━━━ RECORDS FOR THIS TASK ━━━

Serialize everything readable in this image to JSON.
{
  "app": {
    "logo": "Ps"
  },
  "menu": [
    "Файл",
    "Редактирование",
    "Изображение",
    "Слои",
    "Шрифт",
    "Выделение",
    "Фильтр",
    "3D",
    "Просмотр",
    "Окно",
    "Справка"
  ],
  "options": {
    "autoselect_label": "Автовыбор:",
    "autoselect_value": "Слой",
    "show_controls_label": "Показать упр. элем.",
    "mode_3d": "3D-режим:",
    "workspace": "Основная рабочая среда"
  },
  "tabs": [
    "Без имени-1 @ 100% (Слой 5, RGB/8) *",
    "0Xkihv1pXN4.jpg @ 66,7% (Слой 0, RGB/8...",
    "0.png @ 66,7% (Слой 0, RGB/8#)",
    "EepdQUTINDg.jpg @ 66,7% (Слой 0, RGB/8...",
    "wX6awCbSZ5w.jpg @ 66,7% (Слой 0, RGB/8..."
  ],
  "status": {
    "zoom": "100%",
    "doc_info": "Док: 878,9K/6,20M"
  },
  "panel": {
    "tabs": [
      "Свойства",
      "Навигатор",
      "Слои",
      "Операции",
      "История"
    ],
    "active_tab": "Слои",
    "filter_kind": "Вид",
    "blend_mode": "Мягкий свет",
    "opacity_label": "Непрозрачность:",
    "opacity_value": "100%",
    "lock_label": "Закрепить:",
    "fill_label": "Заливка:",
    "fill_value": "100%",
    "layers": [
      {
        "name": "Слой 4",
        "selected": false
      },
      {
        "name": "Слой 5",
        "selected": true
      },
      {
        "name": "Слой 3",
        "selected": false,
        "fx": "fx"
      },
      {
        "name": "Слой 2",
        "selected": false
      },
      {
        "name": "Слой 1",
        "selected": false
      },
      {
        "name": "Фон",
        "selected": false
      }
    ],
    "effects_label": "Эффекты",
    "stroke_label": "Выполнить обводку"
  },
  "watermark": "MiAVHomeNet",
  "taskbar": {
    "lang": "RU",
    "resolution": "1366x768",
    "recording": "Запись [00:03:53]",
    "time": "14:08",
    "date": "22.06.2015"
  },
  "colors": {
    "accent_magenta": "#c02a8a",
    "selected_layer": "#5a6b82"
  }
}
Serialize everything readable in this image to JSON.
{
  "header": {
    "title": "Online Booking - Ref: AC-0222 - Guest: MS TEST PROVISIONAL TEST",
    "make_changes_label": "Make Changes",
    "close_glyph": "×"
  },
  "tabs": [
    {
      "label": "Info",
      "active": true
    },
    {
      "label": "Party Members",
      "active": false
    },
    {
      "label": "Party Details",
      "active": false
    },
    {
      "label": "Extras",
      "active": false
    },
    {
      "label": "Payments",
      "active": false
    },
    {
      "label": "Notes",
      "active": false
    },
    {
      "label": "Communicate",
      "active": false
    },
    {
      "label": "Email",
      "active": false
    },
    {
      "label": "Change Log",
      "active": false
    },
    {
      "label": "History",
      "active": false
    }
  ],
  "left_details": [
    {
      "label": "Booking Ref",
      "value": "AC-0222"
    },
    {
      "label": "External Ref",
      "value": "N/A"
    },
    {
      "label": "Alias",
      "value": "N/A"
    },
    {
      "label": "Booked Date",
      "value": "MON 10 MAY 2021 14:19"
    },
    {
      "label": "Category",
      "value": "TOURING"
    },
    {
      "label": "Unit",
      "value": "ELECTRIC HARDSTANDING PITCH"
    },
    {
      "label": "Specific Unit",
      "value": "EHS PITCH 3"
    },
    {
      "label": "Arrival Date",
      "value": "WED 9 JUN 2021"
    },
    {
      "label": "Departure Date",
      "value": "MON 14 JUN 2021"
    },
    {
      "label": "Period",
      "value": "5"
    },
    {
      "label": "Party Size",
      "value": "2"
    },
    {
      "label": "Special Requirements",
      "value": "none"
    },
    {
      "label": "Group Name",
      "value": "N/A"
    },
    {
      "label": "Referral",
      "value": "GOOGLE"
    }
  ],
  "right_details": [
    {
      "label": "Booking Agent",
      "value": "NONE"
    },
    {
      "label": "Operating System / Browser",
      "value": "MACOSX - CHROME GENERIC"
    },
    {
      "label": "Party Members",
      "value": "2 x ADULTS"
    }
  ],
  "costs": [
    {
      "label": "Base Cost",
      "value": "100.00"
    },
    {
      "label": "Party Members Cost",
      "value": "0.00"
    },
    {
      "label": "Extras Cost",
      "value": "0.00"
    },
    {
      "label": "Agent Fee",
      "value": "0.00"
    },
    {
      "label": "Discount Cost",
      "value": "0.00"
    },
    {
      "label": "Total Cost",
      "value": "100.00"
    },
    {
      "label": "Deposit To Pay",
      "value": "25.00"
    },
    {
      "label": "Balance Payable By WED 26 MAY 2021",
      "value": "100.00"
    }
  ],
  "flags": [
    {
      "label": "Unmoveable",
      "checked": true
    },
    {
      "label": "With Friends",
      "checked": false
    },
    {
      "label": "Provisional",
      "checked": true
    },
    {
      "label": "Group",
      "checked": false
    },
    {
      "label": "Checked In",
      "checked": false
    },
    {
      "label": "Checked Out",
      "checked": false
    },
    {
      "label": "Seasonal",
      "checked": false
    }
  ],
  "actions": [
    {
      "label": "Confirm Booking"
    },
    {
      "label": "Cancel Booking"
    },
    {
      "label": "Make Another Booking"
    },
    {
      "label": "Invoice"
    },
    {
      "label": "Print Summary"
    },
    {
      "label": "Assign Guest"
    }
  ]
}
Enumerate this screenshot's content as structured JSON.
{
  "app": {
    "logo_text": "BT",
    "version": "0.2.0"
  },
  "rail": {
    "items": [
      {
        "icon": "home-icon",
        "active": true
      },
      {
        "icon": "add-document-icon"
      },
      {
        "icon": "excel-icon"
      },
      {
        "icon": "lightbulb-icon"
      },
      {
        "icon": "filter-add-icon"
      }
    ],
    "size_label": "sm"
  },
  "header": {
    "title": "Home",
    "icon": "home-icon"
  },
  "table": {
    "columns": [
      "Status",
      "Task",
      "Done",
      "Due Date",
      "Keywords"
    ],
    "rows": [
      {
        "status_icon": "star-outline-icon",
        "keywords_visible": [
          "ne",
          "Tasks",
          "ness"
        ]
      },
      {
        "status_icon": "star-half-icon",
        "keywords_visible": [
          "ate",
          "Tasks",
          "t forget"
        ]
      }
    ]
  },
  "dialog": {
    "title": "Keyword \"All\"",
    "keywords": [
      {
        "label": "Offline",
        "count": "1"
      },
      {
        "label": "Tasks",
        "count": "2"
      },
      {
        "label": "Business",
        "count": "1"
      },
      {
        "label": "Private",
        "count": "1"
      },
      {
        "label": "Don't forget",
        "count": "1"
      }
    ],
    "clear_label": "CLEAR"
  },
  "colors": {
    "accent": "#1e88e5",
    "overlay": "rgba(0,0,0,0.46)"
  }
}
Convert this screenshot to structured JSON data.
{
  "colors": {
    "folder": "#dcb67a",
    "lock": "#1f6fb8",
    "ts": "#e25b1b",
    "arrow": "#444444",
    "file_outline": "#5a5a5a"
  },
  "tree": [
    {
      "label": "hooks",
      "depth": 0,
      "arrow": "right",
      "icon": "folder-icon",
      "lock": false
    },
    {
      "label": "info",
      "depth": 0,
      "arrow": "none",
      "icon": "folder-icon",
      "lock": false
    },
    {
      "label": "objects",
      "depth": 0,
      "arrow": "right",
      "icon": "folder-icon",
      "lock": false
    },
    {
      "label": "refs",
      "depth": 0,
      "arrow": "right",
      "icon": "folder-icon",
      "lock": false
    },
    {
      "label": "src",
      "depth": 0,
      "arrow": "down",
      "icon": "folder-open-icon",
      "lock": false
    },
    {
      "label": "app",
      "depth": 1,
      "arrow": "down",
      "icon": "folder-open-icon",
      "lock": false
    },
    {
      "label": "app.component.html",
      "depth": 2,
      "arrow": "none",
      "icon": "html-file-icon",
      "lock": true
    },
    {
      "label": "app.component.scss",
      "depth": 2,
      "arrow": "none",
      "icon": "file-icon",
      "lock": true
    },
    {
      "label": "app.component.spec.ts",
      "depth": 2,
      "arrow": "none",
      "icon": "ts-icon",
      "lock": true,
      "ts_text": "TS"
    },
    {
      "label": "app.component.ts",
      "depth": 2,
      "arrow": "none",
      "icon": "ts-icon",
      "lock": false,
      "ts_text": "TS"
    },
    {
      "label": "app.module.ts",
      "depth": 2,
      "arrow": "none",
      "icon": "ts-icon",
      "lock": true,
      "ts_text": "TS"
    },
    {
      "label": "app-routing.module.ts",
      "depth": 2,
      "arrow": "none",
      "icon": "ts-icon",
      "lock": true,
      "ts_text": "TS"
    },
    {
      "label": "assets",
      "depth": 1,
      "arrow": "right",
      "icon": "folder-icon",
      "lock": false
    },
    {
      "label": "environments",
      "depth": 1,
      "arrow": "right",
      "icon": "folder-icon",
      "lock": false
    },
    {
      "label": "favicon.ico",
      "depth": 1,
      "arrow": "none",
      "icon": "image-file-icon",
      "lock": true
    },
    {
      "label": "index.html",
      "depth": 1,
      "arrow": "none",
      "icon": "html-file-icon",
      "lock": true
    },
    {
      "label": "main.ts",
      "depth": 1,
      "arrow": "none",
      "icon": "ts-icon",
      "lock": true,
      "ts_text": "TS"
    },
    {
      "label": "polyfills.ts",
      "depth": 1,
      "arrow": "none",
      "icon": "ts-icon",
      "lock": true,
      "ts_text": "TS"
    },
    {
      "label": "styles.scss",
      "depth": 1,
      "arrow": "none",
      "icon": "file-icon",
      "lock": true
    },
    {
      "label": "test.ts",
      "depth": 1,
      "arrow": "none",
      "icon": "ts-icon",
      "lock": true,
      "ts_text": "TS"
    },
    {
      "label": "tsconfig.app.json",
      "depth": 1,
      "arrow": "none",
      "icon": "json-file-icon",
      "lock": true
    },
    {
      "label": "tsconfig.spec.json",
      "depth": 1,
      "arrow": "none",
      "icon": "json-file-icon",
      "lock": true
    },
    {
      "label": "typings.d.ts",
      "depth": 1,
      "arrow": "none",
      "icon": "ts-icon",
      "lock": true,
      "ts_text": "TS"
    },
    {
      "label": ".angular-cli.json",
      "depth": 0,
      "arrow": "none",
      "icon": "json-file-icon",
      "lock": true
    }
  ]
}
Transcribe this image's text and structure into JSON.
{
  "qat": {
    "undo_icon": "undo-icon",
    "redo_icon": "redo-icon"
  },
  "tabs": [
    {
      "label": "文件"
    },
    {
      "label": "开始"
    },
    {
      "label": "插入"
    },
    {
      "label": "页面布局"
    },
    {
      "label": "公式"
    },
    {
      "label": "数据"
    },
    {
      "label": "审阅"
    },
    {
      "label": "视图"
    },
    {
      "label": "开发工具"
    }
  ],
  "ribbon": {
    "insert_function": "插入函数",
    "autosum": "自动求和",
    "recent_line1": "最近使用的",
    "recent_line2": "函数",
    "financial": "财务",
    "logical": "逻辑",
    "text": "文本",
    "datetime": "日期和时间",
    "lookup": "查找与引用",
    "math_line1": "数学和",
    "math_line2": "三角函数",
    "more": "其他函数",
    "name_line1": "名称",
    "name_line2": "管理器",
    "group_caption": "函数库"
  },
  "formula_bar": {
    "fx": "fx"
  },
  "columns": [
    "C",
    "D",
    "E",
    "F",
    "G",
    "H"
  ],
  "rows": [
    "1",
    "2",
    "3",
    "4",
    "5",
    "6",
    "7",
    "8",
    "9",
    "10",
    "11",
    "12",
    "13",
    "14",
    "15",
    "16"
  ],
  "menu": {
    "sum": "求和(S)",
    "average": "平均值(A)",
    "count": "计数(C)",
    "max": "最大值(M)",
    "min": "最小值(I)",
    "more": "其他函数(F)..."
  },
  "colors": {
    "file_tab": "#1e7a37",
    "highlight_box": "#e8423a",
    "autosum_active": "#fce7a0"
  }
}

━━━

▸ WHAT THE EXERCISE ASKS
Which lines contain "module"? Copy each of them out.

▸ RESULT OF THIS TASK
      "label": "app.module.ts",
      "label": "app-routing.module.ts",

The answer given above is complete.